- [PROBLEM DETAILS]
Pictures in the data below are not part of the copy; transcribe everything else exactly.

- [EXTRACTED RECORDS]
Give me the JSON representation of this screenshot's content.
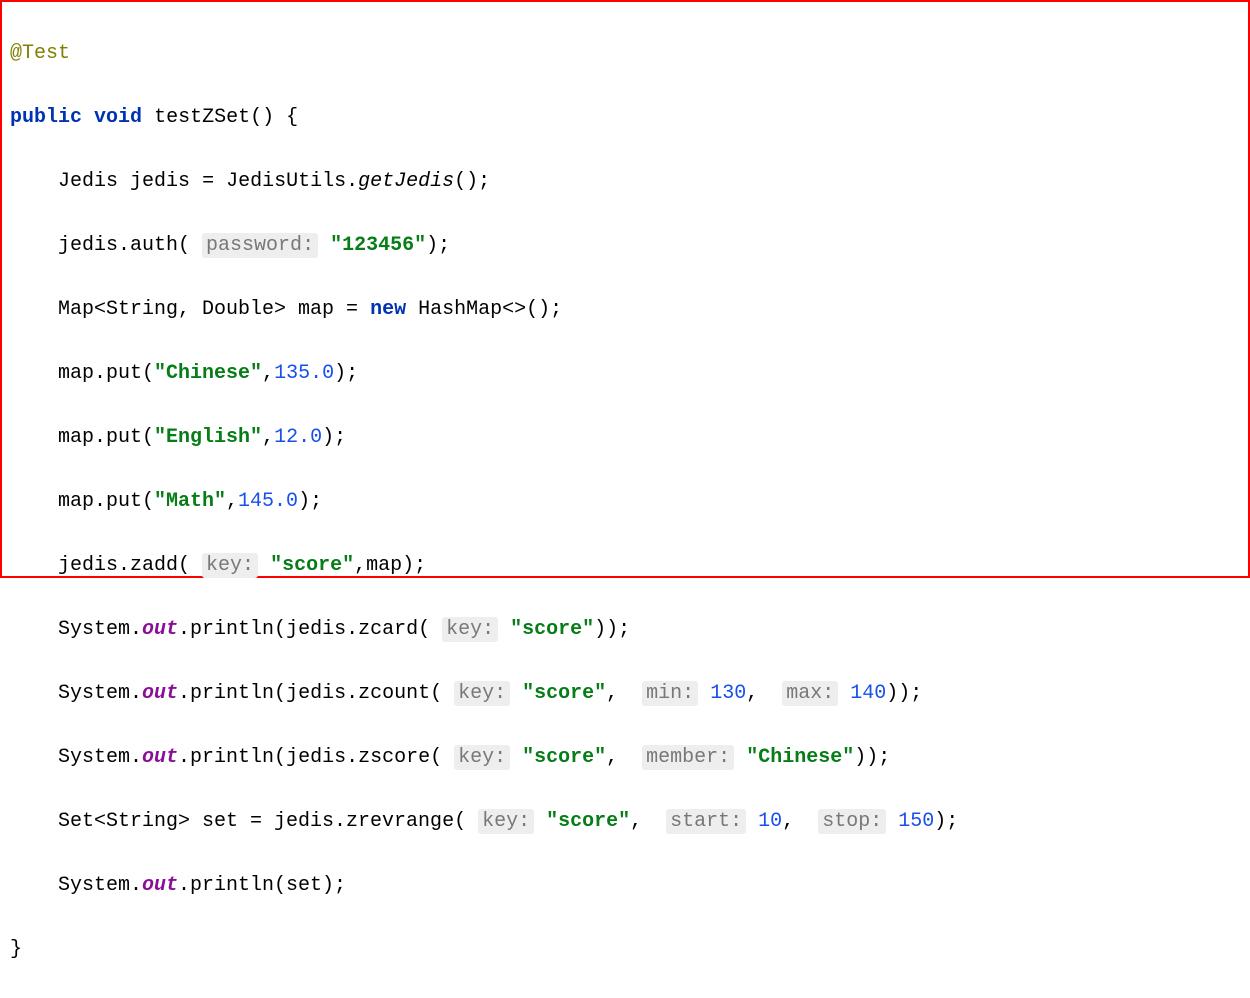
{
  "lines": {
    "annotation": "@Test",
    "public": "public",
    "void": "void",
    "method_name": "testZSet",
    "jedis_type": "Jedis",
    "jedis_var": "jedis",
    "jedis_utils": "JedisUtils",
    "get_jedis": "getJedis",
    "auth": "auth",
    "password_hint": "password:",
    "password_val": "\"123456\"",
    "map_decl": "Map<String, Double> map = ",
    "new_kw": "new",
    "hashmap": " HashMap<>();",
    "map_put1_call": "map.put(",
    "chinese": "\"Chinese\"",
    "val_135": "135.0",
    "english": "\"English\"",
    "val_12": "12.0",
    "math": "\"Math\"",
    "val_145": "145.0",
    "zadd_call": "jedis.zadd( ",
    "key_hint": "key:",
    "score": "\"score\"",
    "zadd_end": ",map);",
    "system": "System.",
    "out": "out",
    "println": ".println(",
    "zcard": "jedis.zcard( ",
    "zcount": "jedis.zcount( ",
    "min_hint": "min:",
    "val_130": "130",
    "max_hint": "max:",
    "val_140": "140",
    "zscore": "jedis.zscore( ",
    "member_hint": "member:",
    "set_decl": "Set<String> set = jedis.zrevrange( ",
    "start_hint": "start:",
    "val_10": "10",
    "stop_hint": "stop:",
    "val_150": "150",
    "println_set": ".println(set);",
    "close_brace": "}"
  }
}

- [RESULT OF THE EXERCISE]
Give me the JSON representation of this screenshot's content.
{
  "lines": {
    "annotation": "@Test",
    "public": "public",
    "void": "void",
    "method_name": "testZSet",
    "jedis_type": "Jedis",
    "jedis_var": "jedis",
    "jedis_utils": "JedisUtils",
    "get_jedis": "getJedis",
    "auth": "auth",
    "password_hint": "password:",
    "password_val": "\"123456\"",
    "map_decl": "Map<String, Double> map = ",
    "new_kw": "new",
    "hashmap": " HashMap<>();",
    "map_put1_call": "map.put(",
    "chinese": "\"Chinese\"",
    "val_135": "135.0",
    "english": "\"English\"",
    "val_12": "12.0",
    "math": "\"Math\"",
    "val_145": "145.0",
    "zadd_call": "jedis.zadd( ",
    "key_hint": "key:",
    "score": "\"score\"",
    "zadd_end": ",map);",
    "system": "System.",
    "out": "out",
    "println": ".println(",
    "zcard": "jedis.zcard( ",
    "zcount": "jedis.zcount( ",
    "min_hint": "min:",
    "val_130": "130",
    "max_hint": "max:",
    "val_140": "140",
    "zscore": "jedis.zscore( ",
    "member_hint": "member:",
    "set_decl": "Set<String> set = jedis.zrevrange( ",
    "start_hint": "start:",
    "val_10": "10",
    "stop_hint": "stop:",
    "val_150": "150",
    "println_set": ".println(set);",
    "close_brace": "}"
  }
}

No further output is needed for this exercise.